Dataset entries:

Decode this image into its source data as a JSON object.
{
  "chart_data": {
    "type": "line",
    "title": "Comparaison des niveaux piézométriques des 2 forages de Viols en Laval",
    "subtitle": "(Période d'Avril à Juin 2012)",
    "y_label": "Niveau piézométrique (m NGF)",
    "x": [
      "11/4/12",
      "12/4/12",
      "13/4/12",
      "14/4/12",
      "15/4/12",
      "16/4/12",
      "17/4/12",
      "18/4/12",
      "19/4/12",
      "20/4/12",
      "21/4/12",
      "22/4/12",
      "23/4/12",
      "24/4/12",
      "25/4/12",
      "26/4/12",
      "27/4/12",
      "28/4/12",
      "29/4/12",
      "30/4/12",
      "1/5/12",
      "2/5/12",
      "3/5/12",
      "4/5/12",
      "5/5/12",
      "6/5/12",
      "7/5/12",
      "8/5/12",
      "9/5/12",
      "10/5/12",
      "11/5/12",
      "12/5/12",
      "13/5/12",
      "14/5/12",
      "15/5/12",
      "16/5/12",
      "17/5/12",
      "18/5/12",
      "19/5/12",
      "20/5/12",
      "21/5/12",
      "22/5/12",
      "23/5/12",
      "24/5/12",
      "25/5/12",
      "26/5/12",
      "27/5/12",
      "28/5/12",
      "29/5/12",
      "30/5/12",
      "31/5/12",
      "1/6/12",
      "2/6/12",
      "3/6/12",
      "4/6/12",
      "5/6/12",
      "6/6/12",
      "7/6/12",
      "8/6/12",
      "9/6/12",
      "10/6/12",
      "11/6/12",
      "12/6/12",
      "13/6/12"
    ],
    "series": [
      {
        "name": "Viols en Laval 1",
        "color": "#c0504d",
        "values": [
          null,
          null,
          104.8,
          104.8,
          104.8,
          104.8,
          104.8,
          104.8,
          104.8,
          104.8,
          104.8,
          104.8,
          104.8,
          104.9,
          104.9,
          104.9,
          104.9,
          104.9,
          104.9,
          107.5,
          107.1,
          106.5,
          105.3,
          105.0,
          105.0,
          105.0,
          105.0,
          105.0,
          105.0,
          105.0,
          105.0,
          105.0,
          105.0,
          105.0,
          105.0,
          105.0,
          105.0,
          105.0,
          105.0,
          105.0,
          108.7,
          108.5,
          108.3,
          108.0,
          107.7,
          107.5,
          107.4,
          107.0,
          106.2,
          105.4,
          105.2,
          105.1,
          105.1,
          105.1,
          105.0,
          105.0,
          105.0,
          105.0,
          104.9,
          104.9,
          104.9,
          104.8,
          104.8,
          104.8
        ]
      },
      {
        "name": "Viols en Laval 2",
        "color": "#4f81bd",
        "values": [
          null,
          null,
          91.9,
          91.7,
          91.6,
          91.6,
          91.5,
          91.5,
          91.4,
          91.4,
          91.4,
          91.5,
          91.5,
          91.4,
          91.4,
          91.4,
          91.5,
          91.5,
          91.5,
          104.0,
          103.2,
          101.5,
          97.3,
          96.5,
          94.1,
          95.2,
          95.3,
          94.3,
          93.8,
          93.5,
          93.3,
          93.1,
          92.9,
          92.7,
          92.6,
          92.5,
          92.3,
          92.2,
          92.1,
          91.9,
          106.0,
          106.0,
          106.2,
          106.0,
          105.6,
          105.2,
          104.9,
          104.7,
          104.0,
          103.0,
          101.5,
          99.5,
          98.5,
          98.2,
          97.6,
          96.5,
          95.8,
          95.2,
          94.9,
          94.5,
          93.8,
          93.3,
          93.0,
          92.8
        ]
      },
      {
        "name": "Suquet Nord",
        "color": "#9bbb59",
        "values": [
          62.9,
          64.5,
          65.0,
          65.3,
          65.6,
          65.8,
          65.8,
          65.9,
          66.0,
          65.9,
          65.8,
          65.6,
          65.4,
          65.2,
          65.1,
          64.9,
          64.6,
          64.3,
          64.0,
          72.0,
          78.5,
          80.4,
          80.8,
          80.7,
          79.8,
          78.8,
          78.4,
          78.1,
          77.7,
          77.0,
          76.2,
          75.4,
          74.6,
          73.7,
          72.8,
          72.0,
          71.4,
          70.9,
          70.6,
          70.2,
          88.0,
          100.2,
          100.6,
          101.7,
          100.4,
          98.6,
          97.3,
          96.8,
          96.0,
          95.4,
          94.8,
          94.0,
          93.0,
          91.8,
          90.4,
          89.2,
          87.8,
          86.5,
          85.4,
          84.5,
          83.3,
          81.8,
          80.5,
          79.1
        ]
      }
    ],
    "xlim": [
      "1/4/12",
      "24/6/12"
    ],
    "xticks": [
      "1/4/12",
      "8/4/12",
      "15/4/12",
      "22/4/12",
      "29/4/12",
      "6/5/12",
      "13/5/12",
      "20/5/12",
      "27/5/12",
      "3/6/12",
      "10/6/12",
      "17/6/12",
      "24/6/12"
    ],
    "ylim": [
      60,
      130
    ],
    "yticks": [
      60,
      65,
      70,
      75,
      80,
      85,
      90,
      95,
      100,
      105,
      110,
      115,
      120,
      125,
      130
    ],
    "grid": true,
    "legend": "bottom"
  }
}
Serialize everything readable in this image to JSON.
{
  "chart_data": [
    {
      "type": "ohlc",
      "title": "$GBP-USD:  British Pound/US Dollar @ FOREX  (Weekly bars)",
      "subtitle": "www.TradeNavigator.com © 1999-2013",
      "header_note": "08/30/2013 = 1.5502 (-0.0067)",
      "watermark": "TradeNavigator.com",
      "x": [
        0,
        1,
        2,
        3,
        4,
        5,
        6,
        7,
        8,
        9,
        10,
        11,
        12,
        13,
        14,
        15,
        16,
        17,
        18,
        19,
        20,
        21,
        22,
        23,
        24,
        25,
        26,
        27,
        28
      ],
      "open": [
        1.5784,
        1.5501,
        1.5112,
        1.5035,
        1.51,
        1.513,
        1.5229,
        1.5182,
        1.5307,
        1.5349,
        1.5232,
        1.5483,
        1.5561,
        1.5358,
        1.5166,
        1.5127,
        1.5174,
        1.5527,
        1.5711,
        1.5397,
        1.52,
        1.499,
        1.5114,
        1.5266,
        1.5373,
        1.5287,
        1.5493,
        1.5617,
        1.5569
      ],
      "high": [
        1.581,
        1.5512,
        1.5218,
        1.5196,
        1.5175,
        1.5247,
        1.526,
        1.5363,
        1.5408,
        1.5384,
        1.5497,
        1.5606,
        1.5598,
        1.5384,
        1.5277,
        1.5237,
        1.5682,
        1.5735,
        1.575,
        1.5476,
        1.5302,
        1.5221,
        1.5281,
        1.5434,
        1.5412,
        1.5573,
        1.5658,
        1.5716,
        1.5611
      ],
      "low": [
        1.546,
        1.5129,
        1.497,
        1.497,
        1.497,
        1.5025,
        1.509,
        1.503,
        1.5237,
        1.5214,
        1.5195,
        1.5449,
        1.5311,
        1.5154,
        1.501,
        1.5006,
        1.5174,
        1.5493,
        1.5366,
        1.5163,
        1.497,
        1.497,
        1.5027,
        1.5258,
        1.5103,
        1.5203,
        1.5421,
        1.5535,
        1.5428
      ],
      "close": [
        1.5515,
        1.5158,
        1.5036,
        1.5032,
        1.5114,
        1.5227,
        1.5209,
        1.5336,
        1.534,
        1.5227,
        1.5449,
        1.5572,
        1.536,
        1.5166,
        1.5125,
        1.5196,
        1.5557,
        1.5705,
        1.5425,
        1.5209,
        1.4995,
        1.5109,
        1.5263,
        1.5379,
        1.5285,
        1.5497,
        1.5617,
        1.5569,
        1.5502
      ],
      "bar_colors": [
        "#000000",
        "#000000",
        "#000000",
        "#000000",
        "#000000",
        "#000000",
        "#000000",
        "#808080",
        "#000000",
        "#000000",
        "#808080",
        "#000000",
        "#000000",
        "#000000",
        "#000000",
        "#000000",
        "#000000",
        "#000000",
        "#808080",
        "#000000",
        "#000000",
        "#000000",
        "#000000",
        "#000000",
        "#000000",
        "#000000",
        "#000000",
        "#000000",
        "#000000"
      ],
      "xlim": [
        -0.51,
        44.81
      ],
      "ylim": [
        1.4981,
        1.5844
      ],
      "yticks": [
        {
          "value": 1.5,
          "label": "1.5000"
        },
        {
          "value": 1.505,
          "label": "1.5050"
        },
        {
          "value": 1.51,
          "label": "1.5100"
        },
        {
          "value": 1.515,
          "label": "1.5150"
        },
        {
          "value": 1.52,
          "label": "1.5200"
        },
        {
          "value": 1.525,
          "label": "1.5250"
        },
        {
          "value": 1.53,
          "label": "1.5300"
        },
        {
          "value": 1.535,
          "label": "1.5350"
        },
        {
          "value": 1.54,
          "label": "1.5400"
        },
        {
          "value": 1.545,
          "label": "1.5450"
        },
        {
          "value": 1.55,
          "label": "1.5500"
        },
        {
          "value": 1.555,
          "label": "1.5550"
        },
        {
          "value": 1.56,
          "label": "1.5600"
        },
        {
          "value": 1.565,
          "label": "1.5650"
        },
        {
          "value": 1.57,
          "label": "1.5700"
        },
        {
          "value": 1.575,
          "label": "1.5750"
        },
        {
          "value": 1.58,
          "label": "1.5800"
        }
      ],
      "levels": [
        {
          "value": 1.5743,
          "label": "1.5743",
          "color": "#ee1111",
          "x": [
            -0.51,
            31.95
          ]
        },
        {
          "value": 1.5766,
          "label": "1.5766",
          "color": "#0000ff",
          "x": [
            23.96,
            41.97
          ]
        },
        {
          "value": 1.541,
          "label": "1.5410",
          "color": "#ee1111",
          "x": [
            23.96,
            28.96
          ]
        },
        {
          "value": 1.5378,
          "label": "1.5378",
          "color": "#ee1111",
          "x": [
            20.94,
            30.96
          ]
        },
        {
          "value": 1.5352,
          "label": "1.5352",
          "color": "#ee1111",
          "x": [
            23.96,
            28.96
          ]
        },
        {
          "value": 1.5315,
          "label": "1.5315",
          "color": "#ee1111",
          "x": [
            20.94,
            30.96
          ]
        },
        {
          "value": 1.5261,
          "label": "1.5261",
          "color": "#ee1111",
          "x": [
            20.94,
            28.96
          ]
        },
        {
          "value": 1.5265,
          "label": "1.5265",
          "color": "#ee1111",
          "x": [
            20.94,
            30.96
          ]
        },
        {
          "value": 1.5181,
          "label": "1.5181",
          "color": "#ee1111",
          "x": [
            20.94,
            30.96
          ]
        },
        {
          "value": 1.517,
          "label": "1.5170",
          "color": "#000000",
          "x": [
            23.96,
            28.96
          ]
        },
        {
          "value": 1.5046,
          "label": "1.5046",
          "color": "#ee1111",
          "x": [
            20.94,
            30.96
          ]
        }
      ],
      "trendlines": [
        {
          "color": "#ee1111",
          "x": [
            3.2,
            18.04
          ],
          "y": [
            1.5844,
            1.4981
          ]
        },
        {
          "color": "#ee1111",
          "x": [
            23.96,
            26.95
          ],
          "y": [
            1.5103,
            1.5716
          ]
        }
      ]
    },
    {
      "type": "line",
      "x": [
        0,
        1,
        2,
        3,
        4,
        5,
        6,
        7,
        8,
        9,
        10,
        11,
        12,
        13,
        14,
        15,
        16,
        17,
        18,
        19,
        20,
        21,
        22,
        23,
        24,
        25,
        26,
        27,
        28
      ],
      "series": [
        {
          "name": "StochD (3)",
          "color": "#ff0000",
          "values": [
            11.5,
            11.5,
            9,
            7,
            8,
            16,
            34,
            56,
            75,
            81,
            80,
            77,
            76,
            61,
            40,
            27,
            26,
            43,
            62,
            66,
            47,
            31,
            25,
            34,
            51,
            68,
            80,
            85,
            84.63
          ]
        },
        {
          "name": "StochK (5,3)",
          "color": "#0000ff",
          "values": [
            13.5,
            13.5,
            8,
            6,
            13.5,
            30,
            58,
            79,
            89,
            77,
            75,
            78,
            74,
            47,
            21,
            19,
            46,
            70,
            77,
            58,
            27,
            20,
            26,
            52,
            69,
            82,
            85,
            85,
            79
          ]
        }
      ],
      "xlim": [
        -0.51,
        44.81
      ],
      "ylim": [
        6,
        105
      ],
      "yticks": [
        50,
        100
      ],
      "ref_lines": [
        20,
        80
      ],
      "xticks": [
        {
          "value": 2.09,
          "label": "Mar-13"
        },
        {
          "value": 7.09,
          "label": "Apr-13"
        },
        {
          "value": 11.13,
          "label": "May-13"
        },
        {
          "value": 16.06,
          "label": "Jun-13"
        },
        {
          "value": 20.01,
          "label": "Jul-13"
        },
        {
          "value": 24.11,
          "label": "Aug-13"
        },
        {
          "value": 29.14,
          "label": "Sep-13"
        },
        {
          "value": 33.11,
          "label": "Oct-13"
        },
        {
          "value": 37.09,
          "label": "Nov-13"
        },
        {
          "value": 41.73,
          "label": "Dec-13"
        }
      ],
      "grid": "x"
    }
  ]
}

Written problem: Identify the lines of the entries containing the string "Viols". Copy each such line.

Solution to this problem:
    "title": "Comparaison des niveaux piézométriques des 2 forages de Viols en Laval",
        "name": "Viols en Laval 1",
        "name": "Viols en Laval 2",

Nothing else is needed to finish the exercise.